--- DATA PROVIDED ---

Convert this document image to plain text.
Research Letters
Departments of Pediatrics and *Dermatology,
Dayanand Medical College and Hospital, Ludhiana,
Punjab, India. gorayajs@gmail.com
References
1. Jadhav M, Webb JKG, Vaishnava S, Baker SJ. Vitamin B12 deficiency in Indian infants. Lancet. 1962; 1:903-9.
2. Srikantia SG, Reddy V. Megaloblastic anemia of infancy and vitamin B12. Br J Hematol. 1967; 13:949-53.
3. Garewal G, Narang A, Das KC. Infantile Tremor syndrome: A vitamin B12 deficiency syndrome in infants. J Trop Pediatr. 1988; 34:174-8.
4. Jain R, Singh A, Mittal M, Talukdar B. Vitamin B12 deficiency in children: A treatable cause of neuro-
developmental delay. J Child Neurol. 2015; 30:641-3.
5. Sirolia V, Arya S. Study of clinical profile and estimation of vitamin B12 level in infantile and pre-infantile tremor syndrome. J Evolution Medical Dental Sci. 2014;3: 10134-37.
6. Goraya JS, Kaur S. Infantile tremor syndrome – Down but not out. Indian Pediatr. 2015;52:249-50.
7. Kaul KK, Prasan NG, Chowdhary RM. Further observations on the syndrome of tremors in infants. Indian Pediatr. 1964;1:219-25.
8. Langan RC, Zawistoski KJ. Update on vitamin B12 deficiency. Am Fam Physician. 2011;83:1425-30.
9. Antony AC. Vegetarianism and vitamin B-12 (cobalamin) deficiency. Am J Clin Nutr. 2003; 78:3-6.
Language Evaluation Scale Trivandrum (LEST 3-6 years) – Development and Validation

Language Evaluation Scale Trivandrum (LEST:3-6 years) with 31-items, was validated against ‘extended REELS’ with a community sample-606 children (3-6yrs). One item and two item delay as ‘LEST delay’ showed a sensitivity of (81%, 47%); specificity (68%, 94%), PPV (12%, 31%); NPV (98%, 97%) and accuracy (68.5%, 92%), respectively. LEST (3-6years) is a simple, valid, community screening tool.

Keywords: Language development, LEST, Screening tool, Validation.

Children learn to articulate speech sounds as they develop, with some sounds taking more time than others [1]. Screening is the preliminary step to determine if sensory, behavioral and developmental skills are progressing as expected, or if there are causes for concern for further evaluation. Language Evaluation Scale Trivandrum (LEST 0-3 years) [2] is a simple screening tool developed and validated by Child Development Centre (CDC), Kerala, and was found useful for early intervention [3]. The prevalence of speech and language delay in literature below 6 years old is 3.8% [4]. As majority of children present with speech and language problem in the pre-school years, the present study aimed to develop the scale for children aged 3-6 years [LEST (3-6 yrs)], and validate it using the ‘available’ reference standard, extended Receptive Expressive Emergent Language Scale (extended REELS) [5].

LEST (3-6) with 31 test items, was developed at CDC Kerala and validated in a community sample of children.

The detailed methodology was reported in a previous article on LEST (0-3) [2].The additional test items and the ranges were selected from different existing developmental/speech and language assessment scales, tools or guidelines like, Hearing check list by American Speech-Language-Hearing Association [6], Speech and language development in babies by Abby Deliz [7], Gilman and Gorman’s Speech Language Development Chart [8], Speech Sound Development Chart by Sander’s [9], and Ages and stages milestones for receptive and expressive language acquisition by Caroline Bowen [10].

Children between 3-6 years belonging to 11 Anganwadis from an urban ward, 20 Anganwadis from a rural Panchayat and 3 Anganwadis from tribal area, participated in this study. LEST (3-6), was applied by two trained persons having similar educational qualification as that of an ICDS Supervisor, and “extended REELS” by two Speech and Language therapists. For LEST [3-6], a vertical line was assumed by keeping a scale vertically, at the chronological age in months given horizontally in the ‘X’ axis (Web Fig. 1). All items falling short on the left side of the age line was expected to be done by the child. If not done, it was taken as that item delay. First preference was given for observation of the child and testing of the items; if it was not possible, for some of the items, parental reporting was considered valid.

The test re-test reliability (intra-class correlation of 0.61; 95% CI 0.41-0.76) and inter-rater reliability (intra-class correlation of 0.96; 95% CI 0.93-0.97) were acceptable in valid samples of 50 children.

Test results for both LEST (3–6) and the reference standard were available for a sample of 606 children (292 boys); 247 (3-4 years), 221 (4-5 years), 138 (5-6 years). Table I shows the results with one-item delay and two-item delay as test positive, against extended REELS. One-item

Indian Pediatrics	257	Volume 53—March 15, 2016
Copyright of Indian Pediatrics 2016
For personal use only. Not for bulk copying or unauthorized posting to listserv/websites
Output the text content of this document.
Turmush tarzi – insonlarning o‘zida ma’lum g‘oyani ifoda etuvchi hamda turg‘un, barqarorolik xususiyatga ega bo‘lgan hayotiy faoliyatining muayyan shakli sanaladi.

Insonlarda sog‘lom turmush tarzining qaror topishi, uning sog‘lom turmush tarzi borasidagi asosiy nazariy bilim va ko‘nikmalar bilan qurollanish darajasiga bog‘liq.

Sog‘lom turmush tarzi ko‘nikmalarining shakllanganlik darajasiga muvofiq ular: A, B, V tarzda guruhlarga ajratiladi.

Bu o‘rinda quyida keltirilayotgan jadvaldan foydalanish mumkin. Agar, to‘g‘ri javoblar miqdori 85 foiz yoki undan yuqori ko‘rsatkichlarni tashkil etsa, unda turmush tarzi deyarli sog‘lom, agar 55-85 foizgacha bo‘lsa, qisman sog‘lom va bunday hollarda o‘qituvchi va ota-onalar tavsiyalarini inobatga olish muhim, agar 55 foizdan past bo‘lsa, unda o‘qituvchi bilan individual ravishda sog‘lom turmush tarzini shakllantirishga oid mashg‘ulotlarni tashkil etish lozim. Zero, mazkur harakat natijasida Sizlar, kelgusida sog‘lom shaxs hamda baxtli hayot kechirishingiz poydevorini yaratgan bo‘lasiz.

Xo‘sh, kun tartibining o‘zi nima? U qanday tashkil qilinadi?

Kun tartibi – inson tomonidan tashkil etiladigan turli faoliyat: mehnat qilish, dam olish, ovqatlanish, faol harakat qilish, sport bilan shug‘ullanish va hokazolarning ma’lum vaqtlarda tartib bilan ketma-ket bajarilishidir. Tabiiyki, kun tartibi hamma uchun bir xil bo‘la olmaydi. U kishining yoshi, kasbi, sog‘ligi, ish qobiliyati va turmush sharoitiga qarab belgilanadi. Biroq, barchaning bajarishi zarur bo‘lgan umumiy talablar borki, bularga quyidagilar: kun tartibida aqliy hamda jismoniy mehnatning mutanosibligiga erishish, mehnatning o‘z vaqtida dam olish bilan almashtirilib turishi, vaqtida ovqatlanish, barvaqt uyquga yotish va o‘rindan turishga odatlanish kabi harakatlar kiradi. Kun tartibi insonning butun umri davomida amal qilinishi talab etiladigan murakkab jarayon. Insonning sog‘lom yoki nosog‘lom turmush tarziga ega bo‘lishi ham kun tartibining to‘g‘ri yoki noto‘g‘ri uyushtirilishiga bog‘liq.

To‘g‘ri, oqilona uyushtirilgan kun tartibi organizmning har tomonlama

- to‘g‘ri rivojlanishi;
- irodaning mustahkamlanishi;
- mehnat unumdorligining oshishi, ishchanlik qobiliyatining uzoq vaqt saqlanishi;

---

Where a line contains the string "document", extract that line.

▶ EXERCISE RESULT:
Convert this document image to plain text.
Output the text content of this document.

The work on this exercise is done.